● REQUIREMENTS: Extract every line where the string "Предприятие" appears.

● RECORDS:
-=-=-
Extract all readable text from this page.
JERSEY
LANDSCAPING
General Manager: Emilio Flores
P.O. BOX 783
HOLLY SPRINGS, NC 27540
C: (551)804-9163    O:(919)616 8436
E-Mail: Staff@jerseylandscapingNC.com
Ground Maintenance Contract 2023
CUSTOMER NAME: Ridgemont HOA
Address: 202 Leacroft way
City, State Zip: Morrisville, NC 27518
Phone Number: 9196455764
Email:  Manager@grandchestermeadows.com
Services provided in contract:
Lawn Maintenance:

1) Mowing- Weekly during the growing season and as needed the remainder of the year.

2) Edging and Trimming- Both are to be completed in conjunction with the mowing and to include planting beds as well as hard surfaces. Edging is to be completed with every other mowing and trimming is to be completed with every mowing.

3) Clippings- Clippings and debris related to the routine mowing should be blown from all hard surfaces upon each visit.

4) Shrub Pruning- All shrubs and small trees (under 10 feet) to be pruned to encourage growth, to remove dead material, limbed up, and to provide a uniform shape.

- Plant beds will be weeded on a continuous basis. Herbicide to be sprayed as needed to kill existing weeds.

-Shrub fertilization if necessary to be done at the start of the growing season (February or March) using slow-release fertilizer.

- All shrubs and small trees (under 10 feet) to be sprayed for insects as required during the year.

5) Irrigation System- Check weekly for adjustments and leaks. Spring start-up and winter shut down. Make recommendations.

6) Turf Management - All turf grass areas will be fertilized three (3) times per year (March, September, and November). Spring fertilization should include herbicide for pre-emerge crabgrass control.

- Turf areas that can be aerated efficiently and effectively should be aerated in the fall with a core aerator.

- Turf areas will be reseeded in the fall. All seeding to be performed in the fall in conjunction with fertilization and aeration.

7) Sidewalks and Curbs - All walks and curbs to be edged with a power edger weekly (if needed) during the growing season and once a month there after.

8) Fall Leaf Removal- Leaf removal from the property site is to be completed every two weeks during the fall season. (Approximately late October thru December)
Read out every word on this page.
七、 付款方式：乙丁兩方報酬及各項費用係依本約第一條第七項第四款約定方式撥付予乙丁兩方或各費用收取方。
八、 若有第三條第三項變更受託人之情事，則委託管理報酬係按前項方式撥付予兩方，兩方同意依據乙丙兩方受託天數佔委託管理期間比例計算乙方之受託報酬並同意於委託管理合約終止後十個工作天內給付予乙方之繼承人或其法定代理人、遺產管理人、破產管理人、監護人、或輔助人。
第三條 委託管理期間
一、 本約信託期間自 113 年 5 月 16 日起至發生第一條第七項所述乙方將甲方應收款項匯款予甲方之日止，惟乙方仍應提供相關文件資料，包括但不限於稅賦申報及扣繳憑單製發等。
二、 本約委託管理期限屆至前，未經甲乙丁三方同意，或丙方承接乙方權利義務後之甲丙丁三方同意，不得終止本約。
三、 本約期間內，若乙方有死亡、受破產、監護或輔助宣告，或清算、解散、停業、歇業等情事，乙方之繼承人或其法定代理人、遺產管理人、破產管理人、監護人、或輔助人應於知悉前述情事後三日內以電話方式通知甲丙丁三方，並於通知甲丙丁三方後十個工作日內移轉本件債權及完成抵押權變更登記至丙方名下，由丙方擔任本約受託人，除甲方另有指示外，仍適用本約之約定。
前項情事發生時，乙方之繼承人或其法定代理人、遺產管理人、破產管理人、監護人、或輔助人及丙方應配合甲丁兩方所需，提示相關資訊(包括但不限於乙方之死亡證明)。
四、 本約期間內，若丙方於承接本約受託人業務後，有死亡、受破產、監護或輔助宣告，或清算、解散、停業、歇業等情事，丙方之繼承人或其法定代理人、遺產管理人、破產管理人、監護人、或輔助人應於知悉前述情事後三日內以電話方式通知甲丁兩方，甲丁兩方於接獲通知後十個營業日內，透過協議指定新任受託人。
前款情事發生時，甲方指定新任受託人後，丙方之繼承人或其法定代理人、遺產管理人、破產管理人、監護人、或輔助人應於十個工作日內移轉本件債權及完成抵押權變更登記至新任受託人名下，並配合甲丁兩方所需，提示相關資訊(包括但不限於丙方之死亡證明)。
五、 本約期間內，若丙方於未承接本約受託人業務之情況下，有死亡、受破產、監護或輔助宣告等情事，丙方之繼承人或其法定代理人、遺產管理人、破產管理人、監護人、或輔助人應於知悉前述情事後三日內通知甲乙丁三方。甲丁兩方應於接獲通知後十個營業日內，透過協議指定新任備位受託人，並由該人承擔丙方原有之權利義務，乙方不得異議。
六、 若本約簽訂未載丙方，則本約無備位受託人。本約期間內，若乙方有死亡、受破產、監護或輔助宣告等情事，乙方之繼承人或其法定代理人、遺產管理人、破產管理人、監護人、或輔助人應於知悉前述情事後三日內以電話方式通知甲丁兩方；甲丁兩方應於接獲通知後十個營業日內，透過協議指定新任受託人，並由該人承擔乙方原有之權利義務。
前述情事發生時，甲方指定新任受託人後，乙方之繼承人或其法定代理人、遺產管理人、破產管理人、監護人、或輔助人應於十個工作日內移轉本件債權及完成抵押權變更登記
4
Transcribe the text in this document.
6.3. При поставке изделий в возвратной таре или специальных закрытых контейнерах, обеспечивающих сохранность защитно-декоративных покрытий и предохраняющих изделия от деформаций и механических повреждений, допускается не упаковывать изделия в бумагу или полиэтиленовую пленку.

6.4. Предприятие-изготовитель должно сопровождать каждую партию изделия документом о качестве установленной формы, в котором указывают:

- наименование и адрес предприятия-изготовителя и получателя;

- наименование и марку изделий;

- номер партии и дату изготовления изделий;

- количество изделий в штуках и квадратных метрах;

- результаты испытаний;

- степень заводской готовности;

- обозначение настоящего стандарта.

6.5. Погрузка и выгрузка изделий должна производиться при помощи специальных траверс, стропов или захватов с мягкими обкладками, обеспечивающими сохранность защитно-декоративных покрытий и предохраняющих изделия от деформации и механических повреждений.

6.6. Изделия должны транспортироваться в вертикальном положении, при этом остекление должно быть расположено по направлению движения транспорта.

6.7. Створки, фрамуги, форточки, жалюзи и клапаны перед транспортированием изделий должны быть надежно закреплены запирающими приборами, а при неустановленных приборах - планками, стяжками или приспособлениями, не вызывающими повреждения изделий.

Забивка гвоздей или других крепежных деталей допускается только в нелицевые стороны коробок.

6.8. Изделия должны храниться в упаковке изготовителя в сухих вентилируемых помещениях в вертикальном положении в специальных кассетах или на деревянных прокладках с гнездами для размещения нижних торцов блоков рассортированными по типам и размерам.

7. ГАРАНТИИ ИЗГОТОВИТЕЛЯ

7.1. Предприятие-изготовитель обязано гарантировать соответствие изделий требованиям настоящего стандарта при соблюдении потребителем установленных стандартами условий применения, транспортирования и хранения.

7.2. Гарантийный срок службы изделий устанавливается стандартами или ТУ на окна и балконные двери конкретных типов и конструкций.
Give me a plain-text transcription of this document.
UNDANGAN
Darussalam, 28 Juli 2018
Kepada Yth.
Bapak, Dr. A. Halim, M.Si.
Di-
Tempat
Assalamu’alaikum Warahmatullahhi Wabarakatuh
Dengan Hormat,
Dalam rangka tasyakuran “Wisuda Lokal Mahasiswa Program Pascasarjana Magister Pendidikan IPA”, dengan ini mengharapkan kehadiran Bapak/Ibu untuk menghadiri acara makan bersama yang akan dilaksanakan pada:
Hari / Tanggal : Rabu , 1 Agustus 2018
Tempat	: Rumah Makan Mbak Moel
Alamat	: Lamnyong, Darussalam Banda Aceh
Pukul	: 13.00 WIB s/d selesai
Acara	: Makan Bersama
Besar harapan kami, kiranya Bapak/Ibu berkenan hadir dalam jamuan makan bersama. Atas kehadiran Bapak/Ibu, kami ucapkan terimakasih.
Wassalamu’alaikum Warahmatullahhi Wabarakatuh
-=-=-
● FINISHED TASK:
6.4. Предприятие-изготовитель должно сопровождать каждую партию изделия документом о качестве установленной формы, в котором указывают:
7.1. Предприятие-изготовитель обязано гарантировать соответствие изделий требованиям настоящего стандарта при соблюдении потребителем установленных стандартами условий применения, транспортирования и хранения.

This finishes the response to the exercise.